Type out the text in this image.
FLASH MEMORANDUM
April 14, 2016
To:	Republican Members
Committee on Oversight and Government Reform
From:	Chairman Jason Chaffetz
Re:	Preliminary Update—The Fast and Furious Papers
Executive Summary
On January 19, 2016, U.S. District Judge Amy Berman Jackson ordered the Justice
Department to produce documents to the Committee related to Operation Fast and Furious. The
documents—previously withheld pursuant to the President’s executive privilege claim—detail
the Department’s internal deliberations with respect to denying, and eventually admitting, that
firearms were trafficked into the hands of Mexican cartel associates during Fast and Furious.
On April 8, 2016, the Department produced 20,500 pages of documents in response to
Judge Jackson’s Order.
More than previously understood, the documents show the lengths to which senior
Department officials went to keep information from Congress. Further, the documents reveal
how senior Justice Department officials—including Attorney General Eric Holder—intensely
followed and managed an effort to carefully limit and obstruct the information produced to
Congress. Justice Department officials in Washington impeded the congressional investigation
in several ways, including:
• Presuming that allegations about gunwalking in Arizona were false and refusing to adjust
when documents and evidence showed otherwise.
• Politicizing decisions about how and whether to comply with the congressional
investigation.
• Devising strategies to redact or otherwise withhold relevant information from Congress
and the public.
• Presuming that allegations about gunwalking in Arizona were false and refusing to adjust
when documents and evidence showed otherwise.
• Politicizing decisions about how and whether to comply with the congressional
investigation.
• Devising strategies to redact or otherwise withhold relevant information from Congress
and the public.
※ ※ ※
■ Exercise goal
Write out the entries in full, exactly as given.

■ Correct output
Type out the text in this image.
FLASH MEMORANDUM
April 14, 2016
To:	Republican Members
Committee on Oversight and Government Reform
From:	Chairman Jason Chaffetz
Re:	Preliminary Update—The Fast and Furious Papers
Executive Summary
On January 19, 2016, U.S. District Judge Amy Berman Jackson ordered the Justice
Department to produce documents to the Committee related to Operation Fast and Furious. The
documents—previously withheld pursuant to the President’s executive privilege claim—detail
the Department’s internal deliberations with respect to denying, and eventually admitting, that
firearms were trafficked into the hands of Mexican cartel associates during Fast and Furious.
On April 8, 2016, the Department produced 20,500 pages of documents in response to
Judge Jackson’s Order.
More than previously understood, the documents show the lengths to which senior
Department officials went to keep information from Congress. Further, the documents reveal
how senior Justice Department officials—including Attorney General Eric Holder—intensely
followed and managed an effort to carefully limit and obstruct the information produced to
Congress. Justice Department officials in Washington impeded the congressional investigation
in several ways, including:
• Presuming that allegations about gunwalking in Arizona were false and refusing to adjust
when documents and evidence showed otherwise.
• Politicizing decisions about how and whether to comply with the congressional
investigation.
• Devising strategies to redact or otherwise withhold relevant information from Congress
and the public.
• Presuming that allegations about gunwalking in Arizona were false and refusing to adjust
when documents and evidence showed otherwise.
• Politicizing decisions about how and whether to comply with the congressional
investigation.
• Devising strategies to redact or otherwise withhold relevant information from Congress
and the public.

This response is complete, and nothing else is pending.